— Given request —
According to the enchilada casserole recipe, how long does the casserole bake, and at what temperature?

— Passage to read —
------------

Feel free to make a few healthy substitutions. Lean ground turkey could replace the beef, pinto refried beans could replace the black, and whole wheat tortillas could be substituted for the corn. One note, you would use fewer whole wheat tortillas compared to the corn (they are much bigger).
Once the healthy enchilada casserole is cooked you can either serve immediately or pack into meal prep containers to enjoy all week long!
I won’t lie, I LOVED having this healthy, yet filling dish to eat each day for lunch.
Serve with roasted vegetables or a side salad. Top with Greek yogurt, mashed avocado, hot sauce, green onion or cilantro. In fact, mix and match any or all of those toppings! Yum.
If you want another healthy Mexican food option, then check out the Green Chile Smothered Burritos recipe on the blog.
- 1.5lb lean ground beef
- 14 corn tortillas
- 2 cups mozzarella cheese, shredded
- 1 - 16oz can black refried beans
- 1 - 10oz can enchilada sauce
- 1/2 white onion, diced
- 3-4 cloves garlic, minced
- 1 Tbsp extra-virgin olive oil
- 1 Tbsp Mrs Dash Southwest Chipotle Salt-Free seasoning
- 1/2 tsp salt
- Green onion, diced (optional)
- Heat a large saute pan to medium and add oil, garlic and onion. Cook until onion becomes translucent, stirring occasionally. Be careful not to burn the garlic.
- Add the hamburger and cook until there is no more pink visible. Remove from the heat.
- Stir in the refried beans, Mrs Dash & salt to the pan and mix until well combined. Set aside.
- Preheat oven to 350 degrees.
- Prepare the casserole in a large glass baking dish. Spray with non-stick cooking spray then spoon 1-2 Tbsp enchilada sauce into the bottom and spread around the dish.
- Add one layer of corn tortillas (4 1/2 tortillas) covering as much of the dish as possible (may over-lap). Add 1/2 the beef-bean mixture and spread evenly over tortillas. Pour enchilada sauce over the beef-bean mixture and spread evening (roughly 1/4c). Cover with 1/2 cup mozzarella.
- Repeat for a second layer adding tortillas, beef-bean mixture, sauce and cheese.
- Top with one more layer of tortillas. Evenly pour the remaining enchilada sauce over the top and spread evenly. Top with the remaining 1 cup cheese.
- Bake at 350 degrees for 20 minutes or until cheese begins to bubble. Top with diced green onion.
- Serve immediately or pack in individual containers to eat throughout the week.
- Pinto refried beans can be substituted for black refried beans.

------------

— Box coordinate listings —
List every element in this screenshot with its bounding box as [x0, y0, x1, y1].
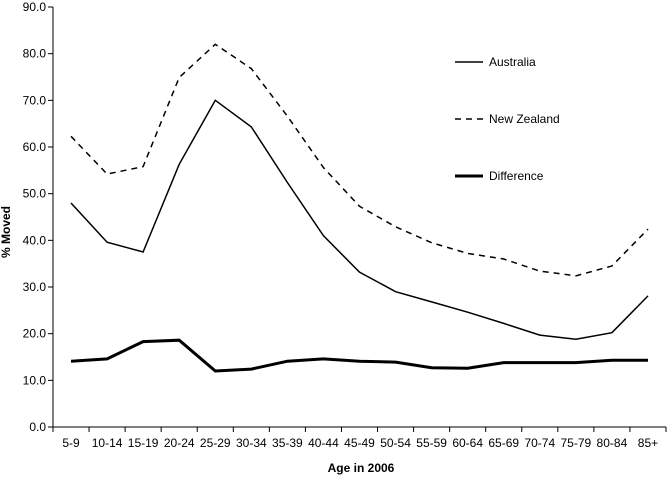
y-tick-label: 0.0: [29, 420, 46, 434]
x-tick-label: 65-69: [488, 436, 519, 450]
series-layer: [70, 43, 649, 373]
x-tick-label: 70-74: [524, 436, 555, 450]
x-tick-label: 75-79: [561, 436, 592, 450]
series-line-australia: [70, 99, 649, 341]
y-tick-label: 30.0: [23, 280, 47, 294]
x-tick-label: 20-24: [164, 436, 195, 450]
legend-label: Difference: [489, 169, 544, 183]
y-tick-label: 80.0: [23, 47, 47, 61]
x-tick-label: 40-44: [308, 436, 339, 450]
x-tick-label: 55-59: [416, 436, 447, 450]
series-line-new-zealand: [70, 43, 649, 277]
y-tick-label: 20.0: [23, 327, 47, 341]
x-tick-label: 30-34: [236, 436, 267, 450]
y-tick-label: 90.0: [23, 0, 47, 14]
x-tick-label: 25-29: [200, 436, 231, 450]
x-tick-label: 35-39: [272, 436, 303, 450]
x-tick-label: 10-14: [92, 436, 123, 450]
x-tick-label: 45-49: [344, 436, 375, 450]
x-axis: 5-9 10-14 15-19 20-24 25-29 30-34 35-39 40-44 45…: [52, 426, 667, 450]
x-tick-label: 15-19: [128, 436, 159, 450]
x-tick-label: 80-84: [597, 436, 628, 450]
y-tick-label: 10.0: [23, 373, 47, 387]
y-tick-label: 70.0: [23, 93, 47, 107]
y-tick-label: 40.0: [23, 233, 47, 247]
legend-label: Australia: [489, 55, 536, 69]
legend: Australia New Zealand Difference: [455, 55, 560, 183]
x-tick-label: 50-54: [380, 436, 411, 450]
x-tick-label: 60-64: [452, 436, 483, 450]
y-axis-title: % Moved: [0, 206, 13, 258]
x-tick-label: 5-9: [62, 436, 80, 450]
y-tick-label: 50.0: [23, 187, 47, 201]
series-line-difference: [70, 338, 648, 373]
x-axis-title: Age in 2006: [328, 461, 395, 475]
x-tick-label: 85+: [638, 436, 658, 450]
y-tick-label: 60.0: [23, 140, 47, 154]
y-axis: 0.0 10.0 20.0 30.0 40.0 50.0 60.0 70.0 80.0 90.0: [23, 0, 54, 434]
legend-label: New Zealand: [489, 112, 560, 126]
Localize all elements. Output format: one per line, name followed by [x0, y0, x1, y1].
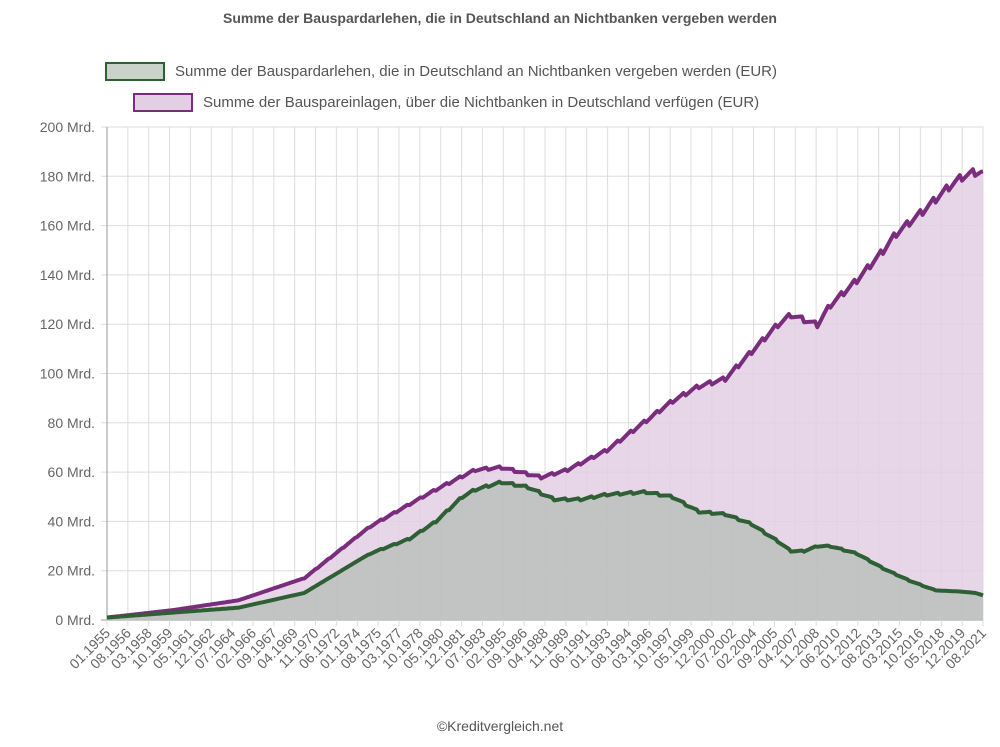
y-tick-label: 80 Mrd.	[48, 415, 95, 431]
y-tick-label: 120 Mrd.	[40, 316, 95, 332]
area-darlehen	[107, 481, 983, 620]
legend-item-einlagen[interactable]: Summe der Bauspareinlagen, über die Nich…	[133, 93, 759, 112]
y-tick-label: 40 Mrd.	[48, 513, 95, 529]
line-darlehen	[106, 479, 984, 620]
chart-title: Summe der Bauspardarlehen, die in Deutsc…	[223, 10, 777, 26]
legend-swatch-darlehen	[105, 62, 165, 81]
credit-text: ©Kreditvergleich.net	[436, 718, 564, 734]
y-tick-label: 100 Mrd.	[40, 366, 95, 382]
legend-swatch-einlagen	[133, 93, 193, 112]
y-tick-label: 200 Mrd.	[40, 119, 95, 135]
legend-label-darlehen: Summe der Bauspardarlehen, die in Deutsc…	[175, 63, 778, 80]
y-tick-label: 140 Mrd.	[40, 267, 95, 283]
legend-item-darlehen[interactable]: Summe der Bauspardarlehen, die in Deutsc…	[105, 62, 777, 81]
y-tick-label: 20 Mrd.	[48, 563, 95, 579]
area-einlagen	[107, 169, 983, 620]
y-tick-label: 160 Mrd.	[40, 218, 95, 234]
line-einlagen	[106, 167, 984, 620]
y-tick-label: 180 Mrd.	[40, 168, 95, 184]
legend-label-einlagen: Summe der Bauspareinlagen, über die Nich…	[203, 94, 760, 111]
y-tick-label: 60 Mrd.	[48, 464, 95, 480]
y-tick-label: 0 Mrd.	[55, 612, 95, 628]
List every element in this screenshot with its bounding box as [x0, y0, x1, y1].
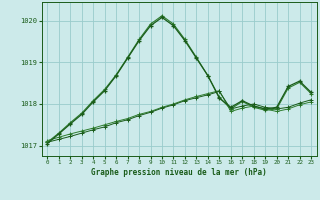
- X-axis label: Graphe pression niveau de la mer (hPa): Graphe pression niveau de la mer (hPa): [91, 168, 267, 177]
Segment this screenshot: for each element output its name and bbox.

------------

— Answer in full —
20 minutes at 350 degrees, or until the cheese begins to bubble.